* [SHORT TASK]:
In the data below, locate each line with the word "Forecast" and list it.

* [ITEMS]:
┏━━
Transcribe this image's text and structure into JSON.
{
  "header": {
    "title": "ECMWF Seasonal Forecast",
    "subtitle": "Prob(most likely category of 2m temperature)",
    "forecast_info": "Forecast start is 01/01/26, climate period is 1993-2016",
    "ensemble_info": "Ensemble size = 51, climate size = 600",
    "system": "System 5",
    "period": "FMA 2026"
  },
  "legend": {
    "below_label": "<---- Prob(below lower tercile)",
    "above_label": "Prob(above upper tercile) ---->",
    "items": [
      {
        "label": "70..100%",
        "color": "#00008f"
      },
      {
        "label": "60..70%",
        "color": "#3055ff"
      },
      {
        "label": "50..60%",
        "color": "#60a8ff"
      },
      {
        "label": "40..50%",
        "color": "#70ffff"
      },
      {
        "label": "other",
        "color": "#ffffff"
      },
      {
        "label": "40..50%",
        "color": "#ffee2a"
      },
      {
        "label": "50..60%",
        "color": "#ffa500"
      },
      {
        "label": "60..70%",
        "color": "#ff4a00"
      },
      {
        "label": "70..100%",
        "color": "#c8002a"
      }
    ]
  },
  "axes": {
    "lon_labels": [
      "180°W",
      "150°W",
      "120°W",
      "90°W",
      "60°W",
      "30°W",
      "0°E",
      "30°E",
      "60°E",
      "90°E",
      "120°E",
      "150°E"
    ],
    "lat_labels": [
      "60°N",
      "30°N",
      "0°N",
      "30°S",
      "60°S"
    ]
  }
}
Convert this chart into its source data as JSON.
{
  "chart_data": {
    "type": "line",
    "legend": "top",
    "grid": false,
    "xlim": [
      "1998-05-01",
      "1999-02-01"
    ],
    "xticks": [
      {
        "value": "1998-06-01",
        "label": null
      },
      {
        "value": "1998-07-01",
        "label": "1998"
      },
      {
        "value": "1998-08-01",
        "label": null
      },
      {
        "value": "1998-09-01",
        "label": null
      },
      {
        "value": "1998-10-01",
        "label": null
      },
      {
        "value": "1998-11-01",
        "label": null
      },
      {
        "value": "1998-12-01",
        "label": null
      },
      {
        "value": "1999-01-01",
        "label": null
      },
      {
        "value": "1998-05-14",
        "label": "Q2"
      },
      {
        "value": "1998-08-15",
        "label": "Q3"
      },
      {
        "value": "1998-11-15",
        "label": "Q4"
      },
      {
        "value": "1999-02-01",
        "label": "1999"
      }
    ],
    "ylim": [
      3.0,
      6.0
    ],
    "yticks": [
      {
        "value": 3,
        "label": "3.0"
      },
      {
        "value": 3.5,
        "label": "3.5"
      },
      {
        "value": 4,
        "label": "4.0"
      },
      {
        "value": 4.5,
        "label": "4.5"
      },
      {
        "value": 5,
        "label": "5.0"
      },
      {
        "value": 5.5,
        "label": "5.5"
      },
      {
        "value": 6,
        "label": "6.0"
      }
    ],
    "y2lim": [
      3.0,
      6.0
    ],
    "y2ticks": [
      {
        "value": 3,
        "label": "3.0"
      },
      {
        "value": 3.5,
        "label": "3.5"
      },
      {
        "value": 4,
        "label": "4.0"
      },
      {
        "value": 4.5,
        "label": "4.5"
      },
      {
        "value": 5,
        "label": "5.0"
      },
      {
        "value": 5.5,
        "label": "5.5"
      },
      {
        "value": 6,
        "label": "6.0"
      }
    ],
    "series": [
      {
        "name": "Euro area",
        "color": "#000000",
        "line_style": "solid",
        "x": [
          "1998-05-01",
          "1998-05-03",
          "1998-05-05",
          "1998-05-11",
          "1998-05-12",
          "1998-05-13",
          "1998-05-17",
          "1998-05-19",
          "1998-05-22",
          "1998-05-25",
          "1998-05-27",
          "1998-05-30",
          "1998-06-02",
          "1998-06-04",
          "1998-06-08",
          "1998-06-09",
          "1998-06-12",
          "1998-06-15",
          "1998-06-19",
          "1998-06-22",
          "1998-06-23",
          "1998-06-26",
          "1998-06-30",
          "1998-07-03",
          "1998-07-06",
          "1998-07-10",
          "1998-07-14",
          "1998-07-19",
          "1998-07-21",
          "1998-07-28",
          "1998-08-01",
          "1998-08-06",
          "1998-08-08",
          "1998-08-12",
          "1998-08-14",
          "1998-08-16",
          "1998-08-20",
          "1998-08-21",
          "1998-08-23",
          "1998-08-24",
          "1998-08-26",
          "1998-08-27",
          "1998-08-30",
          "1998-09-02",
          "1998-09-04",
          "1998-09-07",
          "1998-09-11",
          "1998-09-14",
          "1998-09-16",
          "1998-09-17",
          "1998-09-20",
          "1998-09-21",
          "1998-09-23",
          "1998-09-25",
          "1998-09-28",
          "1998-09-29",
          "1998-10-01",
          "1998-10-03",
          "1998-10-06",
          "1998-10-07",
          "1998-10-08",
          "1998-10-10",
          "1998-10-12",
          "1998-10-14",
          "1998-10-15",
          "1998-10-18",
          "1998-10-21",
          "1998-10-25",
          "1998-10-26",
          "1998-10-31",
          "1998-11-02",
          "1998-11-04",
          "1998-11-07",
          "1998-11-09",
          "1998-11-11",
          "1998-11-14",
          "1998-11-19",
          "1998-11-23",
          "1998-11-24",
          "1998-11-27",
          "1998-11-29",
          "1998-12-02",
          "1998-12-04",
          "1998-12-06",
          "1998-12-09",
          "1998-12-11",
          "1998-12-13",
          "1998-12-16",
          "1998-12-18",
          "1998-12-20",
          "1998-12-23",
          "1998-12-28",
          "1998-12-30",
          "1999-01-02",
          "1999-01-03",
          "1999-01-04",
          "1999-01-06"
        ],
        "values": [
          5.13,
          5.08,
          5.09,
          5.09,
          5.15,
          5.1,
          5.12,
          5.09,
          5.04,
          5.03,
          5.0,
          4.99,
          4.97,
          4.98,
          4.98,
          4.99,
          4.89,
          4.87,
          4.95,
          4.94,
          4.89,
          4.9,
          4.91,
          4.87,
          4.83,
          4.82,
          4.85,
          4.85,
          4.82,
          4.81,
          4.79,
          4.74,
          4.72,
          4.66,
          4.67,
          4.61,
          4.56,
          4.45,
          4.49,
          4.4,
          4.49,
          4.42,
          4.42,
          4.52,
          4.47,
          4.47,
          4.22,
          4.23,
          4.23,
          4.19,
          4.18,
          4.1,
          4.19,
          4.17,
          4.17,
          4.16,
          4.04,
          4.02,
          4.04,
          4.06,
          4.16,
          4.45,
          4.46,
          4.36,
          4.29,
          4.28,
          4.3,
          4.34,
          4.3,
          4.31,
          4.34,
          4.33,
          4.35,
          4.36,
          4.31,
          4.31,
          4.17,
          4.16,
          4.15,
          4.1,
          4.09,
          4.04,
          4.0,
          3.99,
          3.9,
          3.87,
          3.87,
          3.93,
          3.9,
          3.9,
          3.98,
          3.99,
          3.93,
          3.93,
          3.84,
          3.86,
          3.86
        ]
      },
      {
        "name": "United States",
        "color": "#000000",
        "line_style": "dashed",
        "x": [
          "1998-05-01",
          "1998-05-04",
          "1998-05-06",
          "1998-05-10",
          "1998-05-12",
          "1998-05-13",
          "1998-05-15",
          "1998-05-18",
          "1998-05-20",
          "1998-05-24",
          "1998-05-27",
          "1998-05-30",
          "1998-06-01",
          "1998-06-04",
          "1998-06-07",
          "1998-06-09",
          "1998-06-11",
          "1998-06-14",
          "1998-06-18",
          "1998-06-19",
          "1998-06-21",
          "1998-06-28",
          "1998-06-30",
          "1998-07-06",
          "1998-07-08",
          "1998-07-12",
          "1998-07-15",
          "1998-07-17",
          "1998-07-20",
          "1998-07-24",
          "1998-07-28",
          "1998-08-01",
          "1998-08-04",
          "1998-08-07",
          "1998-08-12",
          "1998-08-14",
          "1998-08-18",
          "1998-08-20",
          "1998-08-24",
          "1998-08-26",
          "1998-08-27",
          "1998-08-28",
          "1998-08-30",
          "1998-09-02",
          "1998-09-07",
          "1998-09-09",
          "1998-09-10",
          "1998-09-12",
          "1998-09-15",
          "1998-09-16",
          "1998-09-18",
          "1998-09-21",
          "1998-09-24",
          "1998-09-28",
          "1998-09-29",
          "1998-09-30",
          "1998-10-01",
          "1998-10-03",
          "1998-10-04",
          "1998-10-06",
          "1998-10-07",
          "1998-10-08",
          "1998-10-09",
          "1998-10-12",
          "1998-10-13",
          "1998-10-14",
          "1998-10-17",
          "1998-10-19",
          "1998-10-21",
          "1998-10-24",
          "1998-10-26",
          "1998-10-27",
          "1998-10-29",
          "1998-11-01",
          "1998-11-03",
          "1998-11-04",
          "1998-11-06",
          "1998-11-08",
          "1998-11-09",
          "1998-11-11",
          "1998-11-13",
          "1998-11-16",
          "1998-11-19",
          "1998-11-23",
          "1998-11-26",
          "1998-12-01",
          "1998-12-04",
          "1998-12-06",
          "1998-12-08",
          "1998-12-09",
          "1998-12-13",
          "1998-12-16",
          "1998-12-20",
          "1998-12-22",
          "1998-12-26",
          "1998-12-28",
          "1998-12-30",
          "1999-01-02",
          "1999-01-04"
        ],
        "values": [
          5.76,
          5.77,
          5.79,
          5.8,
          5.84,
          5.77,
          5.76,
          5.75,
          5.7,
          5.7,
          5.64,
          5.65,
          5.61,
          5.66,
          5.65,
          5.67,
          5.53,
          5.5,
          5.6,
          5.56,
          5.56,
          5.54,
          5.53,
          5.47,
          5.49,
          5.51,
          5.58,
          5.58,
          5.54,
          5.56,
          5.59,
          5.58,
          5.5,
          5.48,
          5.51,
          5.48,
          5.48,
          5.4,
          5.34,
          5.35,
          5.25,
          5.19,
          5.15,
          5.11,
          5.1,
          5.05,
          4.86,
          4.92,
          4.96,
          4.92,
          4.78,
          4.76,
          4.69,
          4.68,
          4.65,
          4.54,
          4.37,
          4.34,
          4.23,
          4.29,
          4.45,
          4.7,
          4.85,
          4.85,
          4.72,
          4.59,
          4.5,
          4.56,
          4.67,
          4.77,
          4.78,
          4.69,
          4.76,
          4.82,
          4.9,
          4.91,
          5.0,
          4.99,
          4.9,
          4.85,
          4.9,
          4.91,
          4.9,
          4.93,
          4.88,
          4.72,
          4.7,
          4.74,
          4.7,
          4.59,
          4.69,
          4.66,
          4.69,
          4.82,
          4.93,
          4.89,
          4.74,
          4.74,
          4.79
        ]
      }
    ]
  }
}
┗━━
* [SOLUTION TO THIS PROBLEM]:
    "title": "ECMWF Seasonal Forecast",
    "forecast_info": "Forecast start is 01/01/26, climate period is 1993-2016",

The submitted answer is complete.